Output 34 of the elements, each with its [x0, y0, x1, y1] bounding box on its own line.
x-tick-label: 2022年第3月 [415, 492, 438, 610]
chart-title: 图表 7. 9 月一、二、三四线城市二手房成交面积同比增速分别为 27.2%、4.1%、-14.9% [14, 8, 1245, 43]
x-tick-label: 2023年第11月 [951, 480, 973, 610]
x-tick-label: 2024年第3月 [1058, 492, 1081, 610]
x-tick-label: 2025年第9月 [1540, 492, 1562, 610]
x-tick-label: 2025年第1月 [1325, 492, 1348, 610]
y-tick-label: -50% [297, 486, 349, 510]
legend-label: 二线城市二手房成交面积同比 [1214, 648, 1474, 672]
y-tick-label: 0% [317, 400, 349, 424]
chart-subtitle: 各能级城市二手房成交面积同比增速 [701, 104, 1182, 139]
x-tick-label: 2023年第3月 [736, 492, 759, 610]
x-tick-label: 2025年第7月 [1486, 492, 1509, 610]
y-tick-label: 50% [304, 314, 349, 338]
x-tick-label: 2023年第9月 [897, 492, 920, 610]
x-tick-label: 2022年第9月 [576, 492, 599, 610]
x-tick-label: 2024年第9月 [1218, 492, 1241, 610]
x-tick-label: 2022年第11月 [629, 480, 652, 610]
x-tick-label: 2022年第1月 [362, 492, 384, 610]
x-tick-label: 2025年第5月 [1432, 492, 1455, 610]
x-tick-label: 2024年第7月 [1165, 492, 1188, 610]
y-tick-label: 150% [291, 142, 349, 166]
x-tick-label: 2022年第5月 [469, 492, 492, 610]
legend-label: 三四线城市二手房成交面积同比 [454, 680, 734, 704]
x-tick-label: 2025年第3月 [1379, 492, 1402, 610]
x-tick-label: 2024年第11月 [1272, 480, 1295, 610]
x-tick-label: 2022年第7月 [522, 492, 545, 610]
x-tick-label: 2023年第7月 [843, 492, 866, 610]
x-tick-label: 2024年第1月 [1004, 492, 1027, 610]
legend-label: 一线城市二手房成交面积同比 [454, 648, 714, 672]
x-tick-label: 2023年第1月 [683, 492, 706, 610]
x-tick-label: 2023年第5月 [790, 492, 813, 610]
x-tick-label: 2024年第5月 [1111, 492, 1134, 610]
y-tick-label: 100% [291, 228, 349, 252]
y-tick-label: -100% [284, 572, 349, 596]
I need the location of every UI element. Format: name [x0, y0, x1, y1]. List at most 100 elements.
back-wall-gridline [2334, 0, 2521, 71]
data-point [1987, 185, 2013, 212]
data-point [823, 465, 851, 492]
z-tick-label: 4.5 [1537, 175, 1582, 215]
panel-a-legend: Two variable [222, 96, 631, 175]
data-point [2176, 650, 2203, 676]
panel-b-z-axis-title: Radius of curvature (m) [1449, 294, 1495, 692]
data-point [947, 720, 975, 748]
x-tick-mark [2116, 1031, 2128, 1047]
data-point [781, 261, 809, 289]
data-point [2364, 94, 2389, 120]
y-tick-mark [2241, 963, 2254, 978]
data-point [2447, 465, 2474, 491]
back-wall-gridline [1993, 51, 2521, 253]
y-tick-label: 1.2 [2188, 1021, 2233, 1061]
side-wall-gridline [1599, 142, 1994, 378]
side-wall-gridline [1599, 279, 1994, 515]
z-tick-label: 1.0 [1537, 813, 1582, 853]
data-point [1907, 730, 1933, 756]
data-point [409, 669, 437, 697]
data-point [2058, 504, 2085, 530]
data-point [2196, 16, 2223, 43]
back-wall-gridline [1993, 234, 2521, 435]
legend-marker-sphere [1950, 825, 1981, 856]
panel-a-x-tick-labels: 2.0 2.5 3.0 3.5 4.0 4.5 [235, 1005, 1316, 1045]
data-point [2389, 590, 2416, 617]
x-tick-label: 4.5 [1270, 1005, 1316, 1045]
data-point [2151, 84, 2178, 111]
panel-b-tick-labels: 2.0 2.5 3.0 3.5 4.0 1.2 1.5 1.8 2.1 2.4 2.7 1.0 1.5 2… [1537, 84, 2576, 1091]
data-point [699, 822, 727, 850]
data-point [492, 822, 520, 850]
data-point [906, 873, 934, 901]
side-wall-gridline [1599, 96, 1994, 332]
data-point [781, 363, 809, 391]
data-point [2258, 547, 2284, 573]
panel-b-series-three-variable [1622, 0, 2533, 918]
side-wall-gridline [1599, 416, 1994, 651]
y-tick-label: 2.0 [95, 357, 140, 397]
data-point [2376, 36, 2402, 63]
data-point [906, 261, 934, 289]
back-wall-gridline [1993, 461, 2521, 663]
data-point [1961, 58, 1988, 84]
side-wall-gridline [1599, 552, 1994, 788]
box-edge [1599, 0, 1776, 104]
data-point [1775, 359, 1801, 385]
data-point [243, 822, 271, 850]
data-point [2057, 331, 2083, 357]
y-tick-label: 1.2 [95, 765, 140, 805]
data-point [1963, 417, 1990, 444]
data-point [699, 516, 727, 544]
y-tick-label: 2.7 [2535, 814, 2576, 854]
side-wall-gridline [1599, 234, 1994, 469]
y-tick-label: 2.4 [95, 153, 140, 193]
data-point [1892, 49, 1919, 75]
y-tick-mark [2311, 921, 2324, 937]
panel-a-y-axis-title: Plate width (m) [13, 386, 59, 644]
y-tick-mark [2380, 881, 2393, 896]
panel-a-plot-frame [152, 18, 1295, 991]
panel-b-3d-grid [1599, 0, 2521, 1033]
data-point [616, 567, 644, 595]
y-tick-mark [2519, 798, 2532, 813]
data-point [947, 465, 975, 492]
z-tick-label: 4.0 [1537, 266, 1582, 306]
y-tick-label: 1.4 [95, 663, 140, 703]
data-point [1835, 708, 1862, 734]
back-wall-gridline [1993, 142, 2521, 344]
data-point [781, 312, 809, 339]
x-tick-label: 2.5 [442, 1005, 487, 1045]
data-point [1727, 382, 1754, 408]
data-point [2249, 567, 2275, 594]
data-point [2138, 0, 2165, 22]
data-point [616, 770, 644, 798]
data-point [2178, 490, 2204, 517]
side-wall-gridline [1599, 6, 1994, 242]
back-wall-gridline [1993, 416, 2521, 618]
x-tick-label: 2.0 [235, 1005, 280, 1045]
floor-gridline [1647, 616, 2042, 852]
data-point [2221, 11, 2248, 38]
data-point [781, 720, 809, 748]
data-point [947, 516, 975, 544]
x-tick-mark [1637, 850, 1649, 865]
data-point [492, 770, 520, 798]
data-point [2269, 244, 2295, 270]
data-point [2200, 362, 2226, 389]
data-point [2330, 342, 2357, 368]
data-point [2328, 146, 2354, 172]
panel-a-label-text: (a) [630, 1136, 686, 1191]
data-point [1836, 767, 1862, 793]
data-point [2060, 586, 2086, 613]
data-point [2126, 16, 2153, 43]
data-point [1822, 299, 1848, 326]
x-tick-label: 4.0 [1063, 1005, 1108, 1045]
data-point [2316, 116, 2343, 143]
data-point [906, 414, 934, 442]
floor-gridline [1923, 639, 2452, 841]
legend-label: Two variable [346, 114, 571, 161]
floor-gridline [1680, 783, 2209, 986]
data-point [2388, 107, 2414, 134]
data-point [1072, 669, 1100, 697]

- - -

# To do:
Copy the items from the start of the records through the line containing "x-tick-label: 2025年第9月 [1540, 492, 1562, 610]", substituting "x-axis-label" for every "x-tick-label" and changing nothing else.

# Response below:
Output 34 of the elements, each with its [x0, y0, x1, y1] bounding box on its own line.
x-axis-label: 2022年第3月 [415, 492, 438, 610]
chart-title: 图表 7. 9 月一、二、三四线城市二手房成交面积同比增速分别为 27.2%、4.1%、-14.9% [14, 8, 1245, 43]
x-axis-label: 2023年第11月 [951, 480, 973, 610]
x-axis-label: 2024年第3月 [1058, 492, 1081, 610]
x-axis-label: 2025年第9月 [1540, 492, 1562, 610]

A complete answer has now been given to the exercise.